PROBLEM DETAILS → Pictures stay out of the copy; restate everything else in the material exactly.

LISTED RECORDS →
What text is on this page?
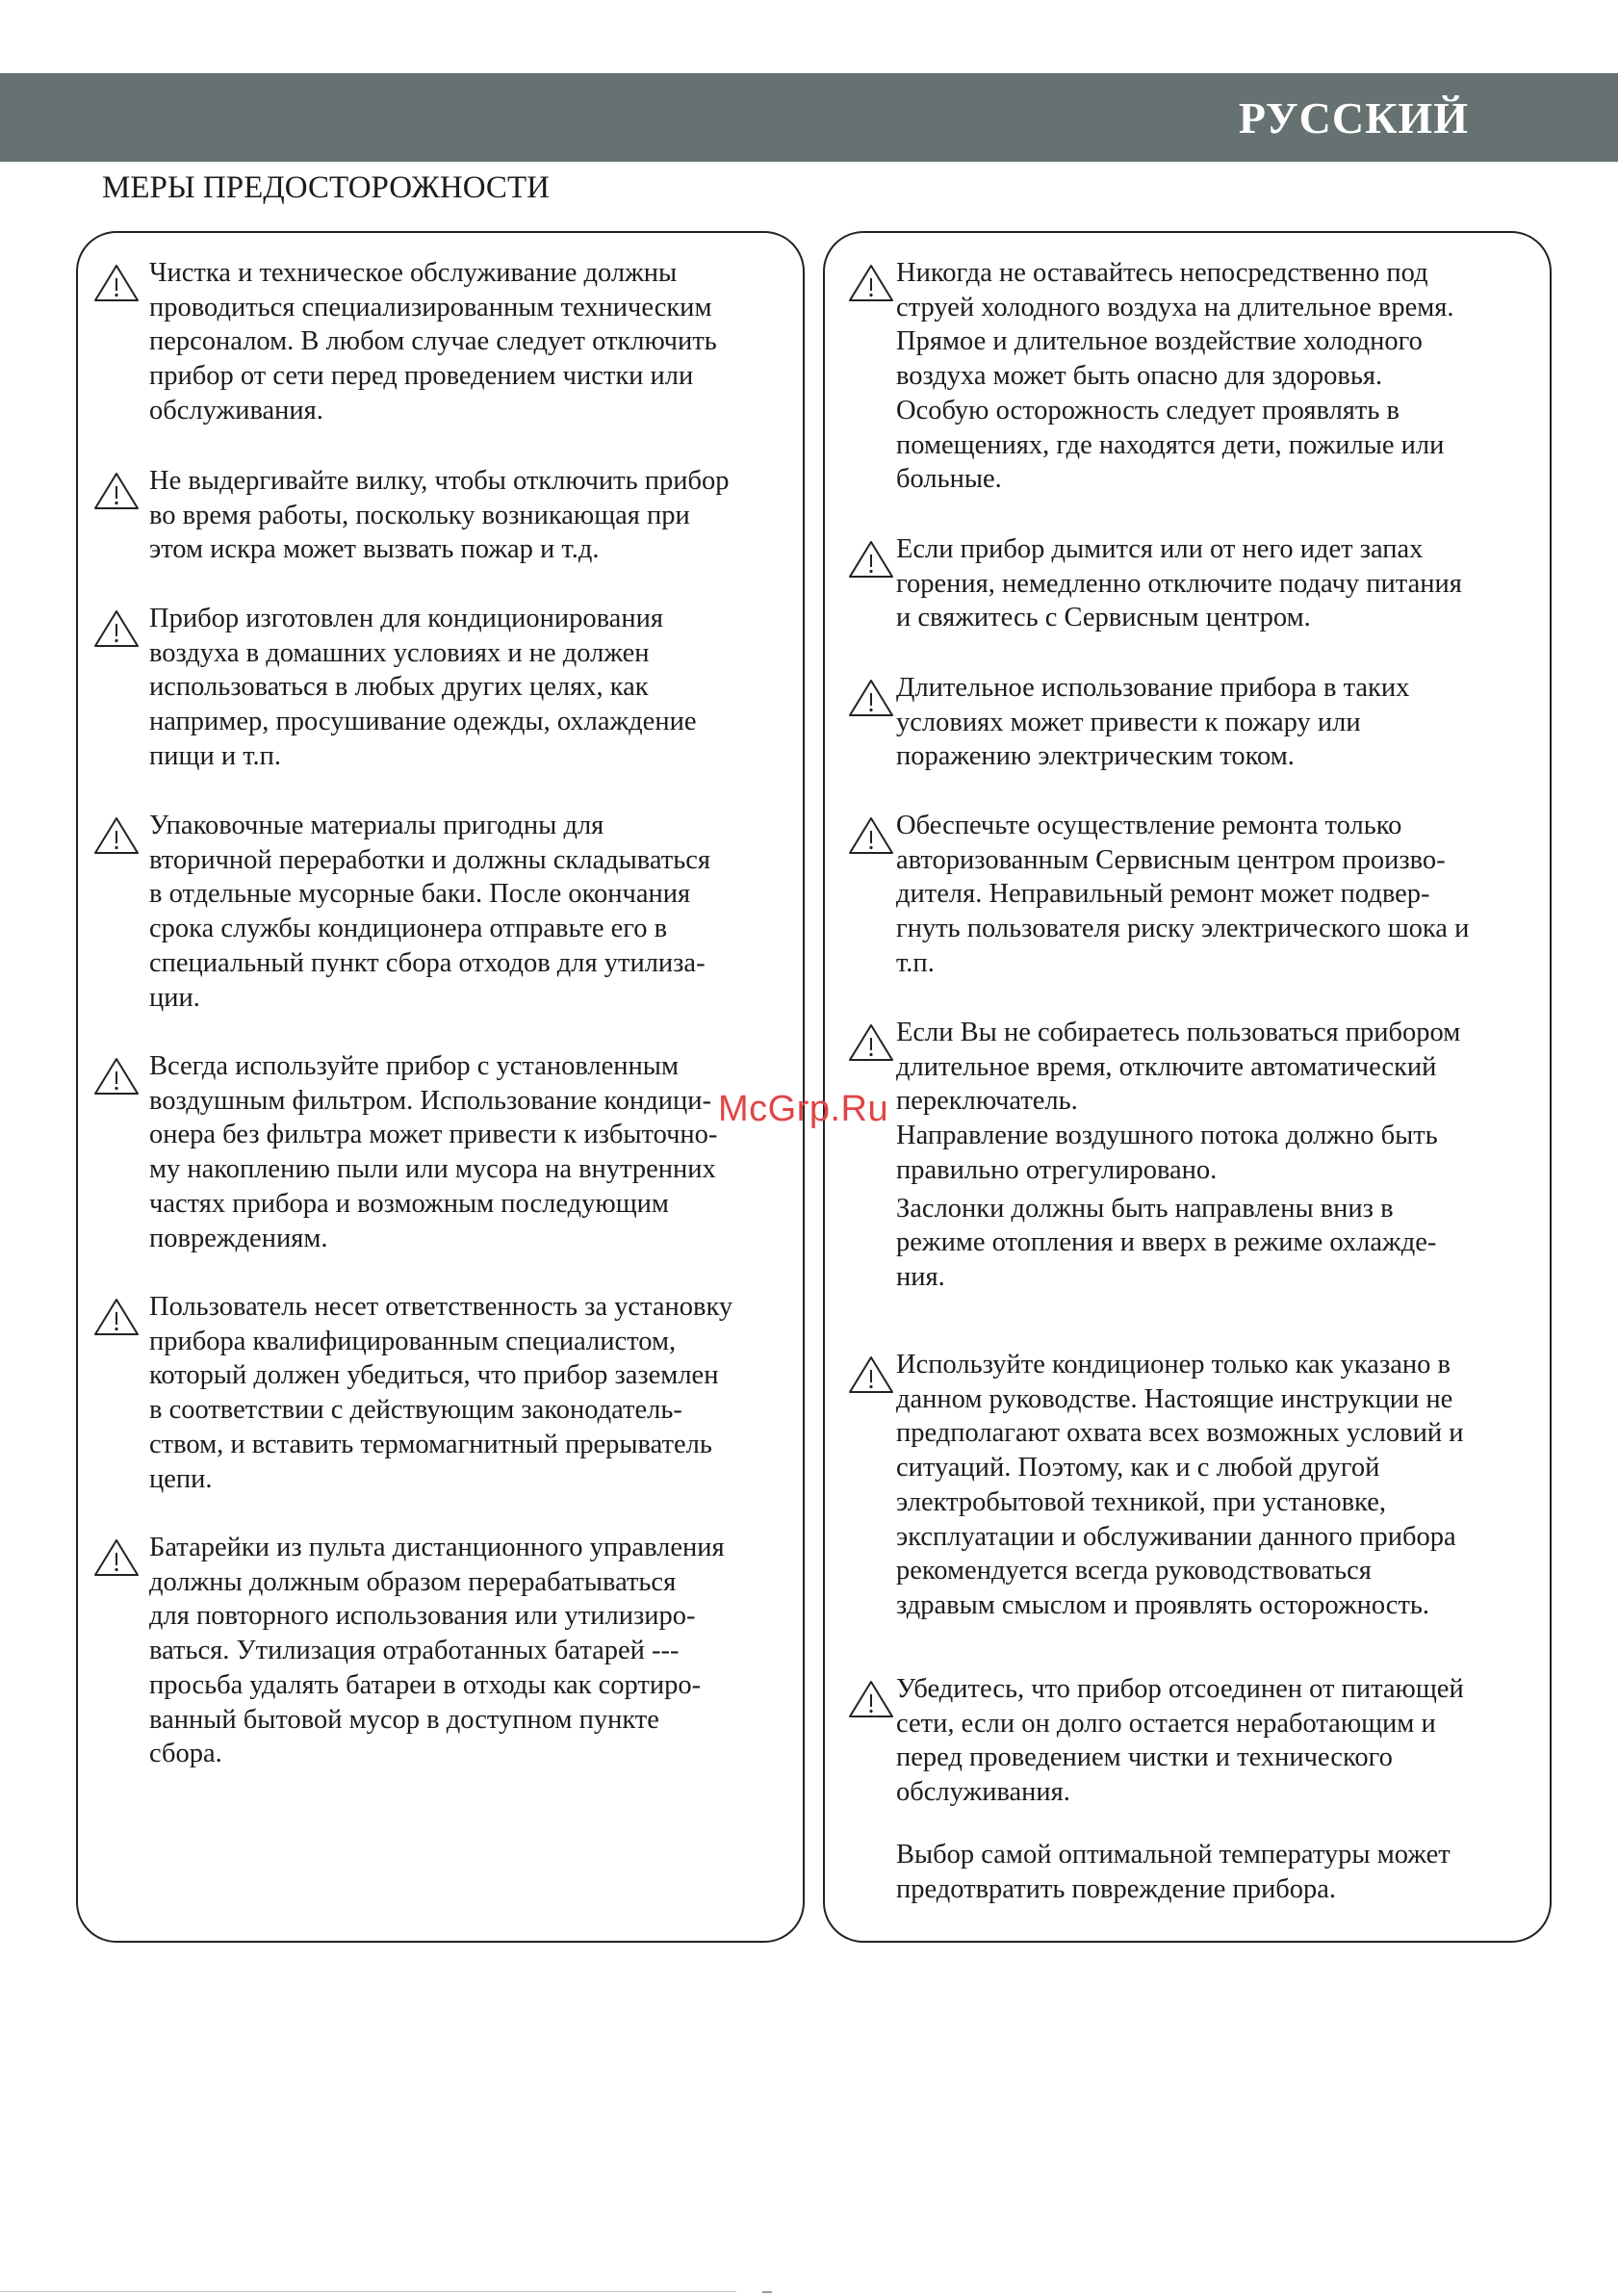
РУССКИЙ
МЕРЫ ПРЕДОСТОРОЖНОСТИ

Чистка и техническое обслуживание должны
проводиться специализированным техническим
персоналом. В любом случае следует отключить
прибор от сети перед проведением чистки или
обслуживания.

Не выдергивайте вилку, чтобы отключить прибор
во время работы, поскольку возникающая при
этом искра может вызвать пожар и т.д.

Прибор изготовлен для кондиционирования
воздуха в домашних условиях и не должен
использоваться в любых других целях, как
например, просушивание одежды, охлаждение
пищи и т.п.

Упаковочные материалы пригодны для
вторичной переработки и должны складываться
в отдельные мусорные баки. После окончания
срока службы кондиционера отправьте его в
специальный пункт сбора отходов для утилиза-
ции.

Всегда используйте прибор с установленным
воздушным фильтром. Использование кондици-
онера без фильтра может привести к избыточно-
му накоплению пыли или мусора на внутренних
частях прибора и возможным последующим
повреждениям.

Пользователь несет ответственность за установку
прибора квалифицированным специалистом,
который должен убедиться, что прибор заземлен
в соответствии с действующим законодатель-
ством, и вставить термомагнитный прерыватель
цепи.

Батарейки из пульта дистанционного управления
должны должным образом перерабатываться
для повторного использования или утилизиро-
ваться. Утилизация отработанных батарей ---
просьба удалять батареи в отходы как сортиро-
ванный бытовой мусор в доступном пункте
сбора.

Никогда не оставайтесь непосредственно под
струей холодного воздуха на длительное время.
Прямое и длительное воздействие холодного
воздуха может быть опасно для здоровья.
Особую осторожность следует проявлять в
помещениях, где находятся дети, пожилые или
больные.

Если прибор дымится или от него идет запах
горения, немедленно отключите подачу питания
и свяжитесь с Сервисным центром.

Длительное использование прибора в таких
условиях может привести к пожару или
поражению электрическим током.

Обеспечьте осуществление ремонта только
авторизованным Сервисным центром произво-
дителя. Неправильный ремонт может подвер-
гнуть пользователя риску электрического шока и
т.п.

Если Вы не собираетесь пользоваться прибором
длительное время, отключите автоматический
переключатель.
Направление воздушного потока должно быть
правильно отрегулировано.

Заслонки должны быть направлены вниз в
режиме отопления и вверх в режиме охлажде-
ния.

Используйте кондиционер только как указано в
данном руководстве. Настоящие инструкции не
предполагают охвата всех возможных условий и
ситуаций. Поэтому, как и с любой другой
электробытовой техникой, при установке,
эксплуатации и обслуживании данного прибора
рекомендуется всегда руководствоваться
здравым смыслом и проявлять осторожность.

Убедитесь, что прибор отсоединен от питающей
сети, если он долго остается неработающим и
перед проведением чистки и технического
обслуживания.

Выбор самой оптимальной температуры может
предотвратить повреждение прибора.

McGrp.Ru
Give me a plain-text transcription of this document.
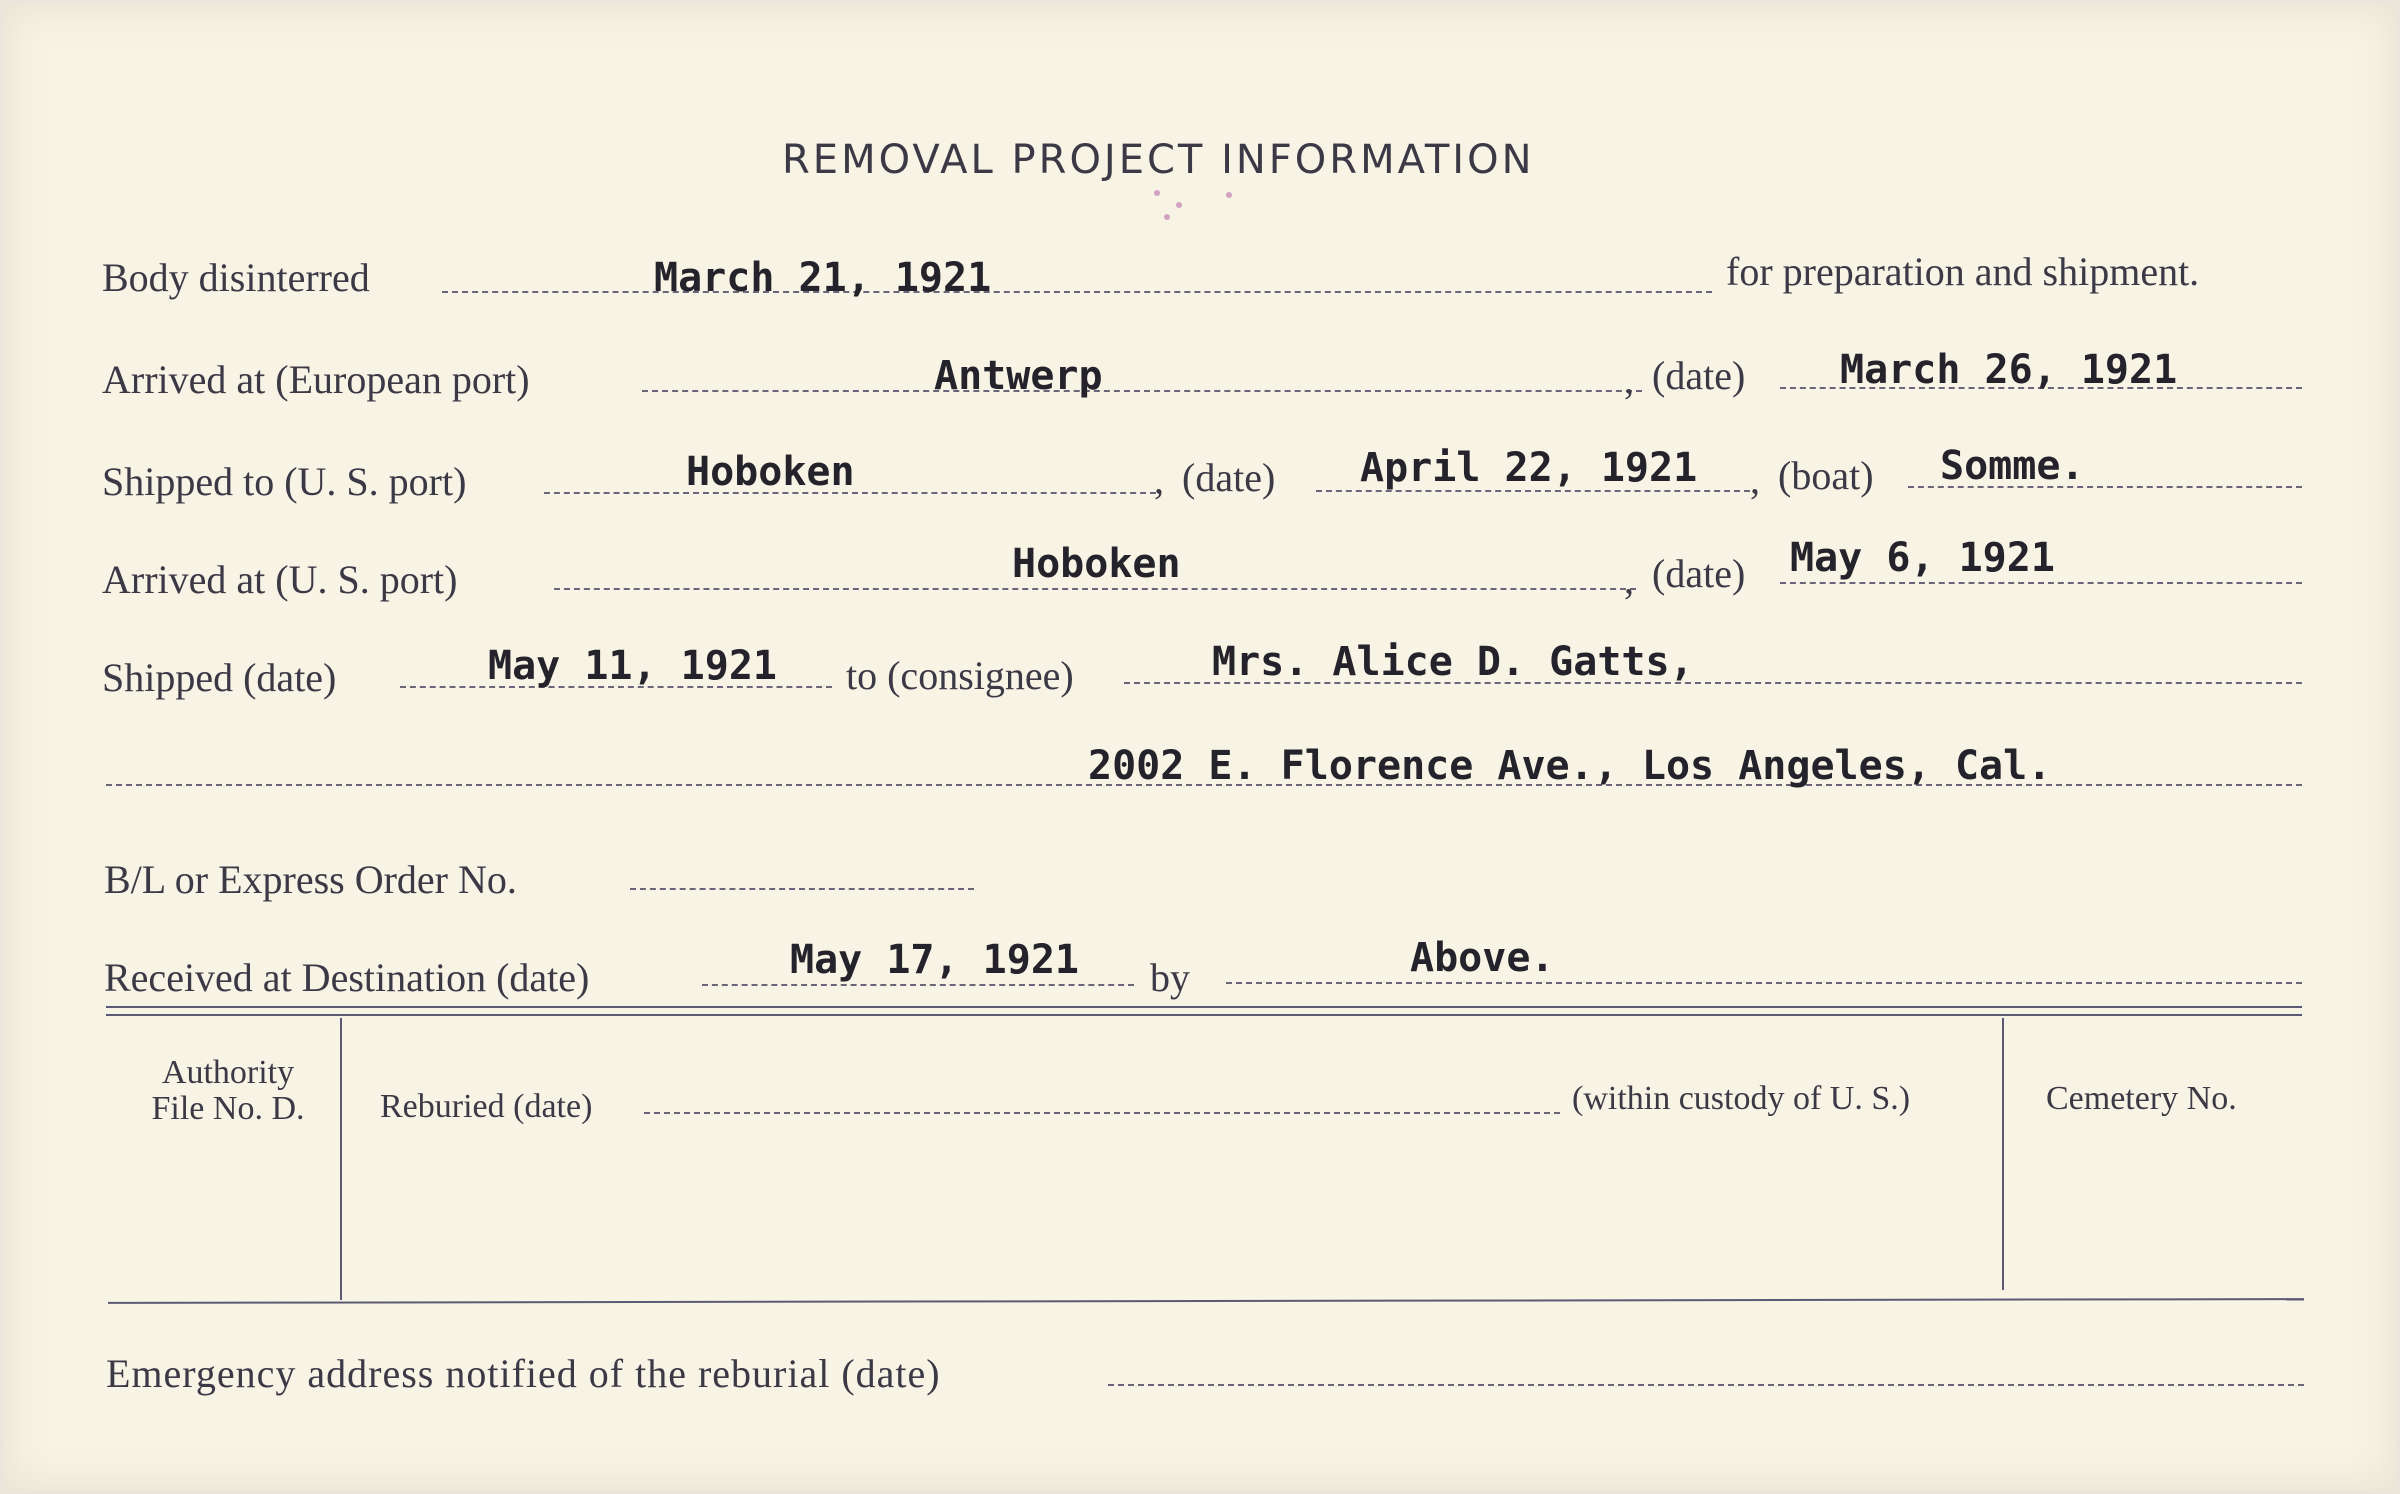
REMOVAL PROJECT INFORMATION
Body disinterred	March 21, 1921	for preparation and shipment.
Arrived at (European port)	Antwerp	, (date) March 26, 1921
Shipped to (U. S. port)	Hoboken	, (date) April 22, 1921 , (boat) Somme.
Arrived at (U. S. port)	Hoboken	, (date) May 6, 1921
Shipped (date)	May 11, 1921 to (consignee)	Mrs. Alice D. Gatts,
2002 E. Florence Ave., Los Angeles, Cal.
B/L or Express Order No.
Received at Destination (date)	May 17, 1921 by	Above.
Authority
File No. D.	Reburied (date)	(within custody of U. S.)	Cemetery No.
Emergency address notified of the reburial (date)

TASK OUTPUT →
What text is on this page?
РУССКИЙ
МЕРЫ ПРЕДОСТОРОЖНОСТИ

Чистка и техническое обслуживание должны
проводиться специализированным техническим
персоналом. В любом случае следует отключить
прибор от сети перед проведением чистки или
обслуживания.

Не выдергивайте вилку, чтобы отключить прибор
во время работы, поскольку возникающая при
этом искра может вызвать пожар и т.д.

Прибор изготовлен для кондиционирования
воздуха в домашних условиях и не должен
использоваться в любых других целях, как
например, просушивание одежды, охлаждение
пищи и т.п.

Упаковочные материалы пригодны для
вторичной переработки и должны складываться
в отдельные мусорные баки. После окончания
срока службы кондиционера отправьте его в
специальный пункт сбора отходов для утилиза-
ции.

Всегда используйте прибор с установленным
воздушным фильтром. Использование кондици-
онера без фильтра может привести к избыточно-
му накоплению пыли или мусора на внутренних
частях прибора и возможным последующим
повреждениям.

Пользователь несет ответственность за установку
прибора квалифицированным специалистом,
который должен убедиться, что прибор заземлен
в соответствии с действующим законодатель-
ством, и вставить термомагнитный прерыватель
цепи.

Батарейки из пульта дистанционного управления
должны должным образом перерабатываться
для повторного использования или утилизиро-
ваться. Утилизация отработанных батарей ---
просьба удалять батареи в отходы как сортиро-
ванный бытовой мусор в доступном пункте
сбора.

Никогда не оставайтесь непосредственно под
струей холодного воздуха на длительное время.
Прямое и длительное воздействие холодного
воздуха может быть опасно для здоровья.
Особую осторожность следует проявлять в
помещениях, где находятся дети, пожилые или
больные.

Если прибор дымится или от него идет запах
горения, немедленно отключите подачу питания
и свяжитесь с Сервисным центром.

Длительное использование прибора в таких
условиях может привести к пожару или
поражению электрическим током.

Обеспечьте осуществление ремонта только
авторизованным Сервисным центром произво-
дителя. Неправильный ремонт может подвер-
гнуть пользователя риску электрического шока и
т.п.

Если Вы не собираетесь пользоваться прибором
длительное время, отключите автоматический
переключатель.
Направление воздушного потока должно быть
правильно отрегулировано.

Заслонки должны быть направлены вниз в
режиме отопления и вверх в режиме охлажде-
ния.

Используйте кондиционер только как указано в
данном руководстве. Настоящие инструкции не
предполагают охвата всех возможных условий и
ситуаций. Поэтому, как и с любой другой
электробытовой техникой, при установке,
эксплуатации и обслуживании данного прибора
рекомендуется всегда руководствоваться
здравым смыслом и проявлять осторожность.

Убедитесь, что прибор отсоединен от питающей
сети, если он долго остается неработающим и
перед проведением чистки и технического
обслуживания.

Выбор самой оптимальной температуры может
предотвратить повреждение прибора.

McGrp.Ru
Give me a plain-text transcription of this document.
REMOVAL PROJECT INFORMATION
Body disinterred	March 21, 1921	for preparation and shipment.
Arrived at (European port)	Antwerp	, (date) March 26, 1921
Shipped to (U. S. port)	Hoboken	, (date) April 22, 1921 , (boat) Somme.
Arrived at (U. S. port)	Hoboken	, (date) May 6, 1921
Shipped (date)	May 11, 1921 to (consignee)	Mrs. Alice D. Gatts,
2002 E. Florence Ave., Los Angeles, Cal.
B/L or Express Order No.
Received at Destination (date)	May 17, 1921 by	Above.
Authority
File No. D.	Reburied (date)	(within custody of U. S.)	Cemetery No.
Emergency address notified of the reburial (date)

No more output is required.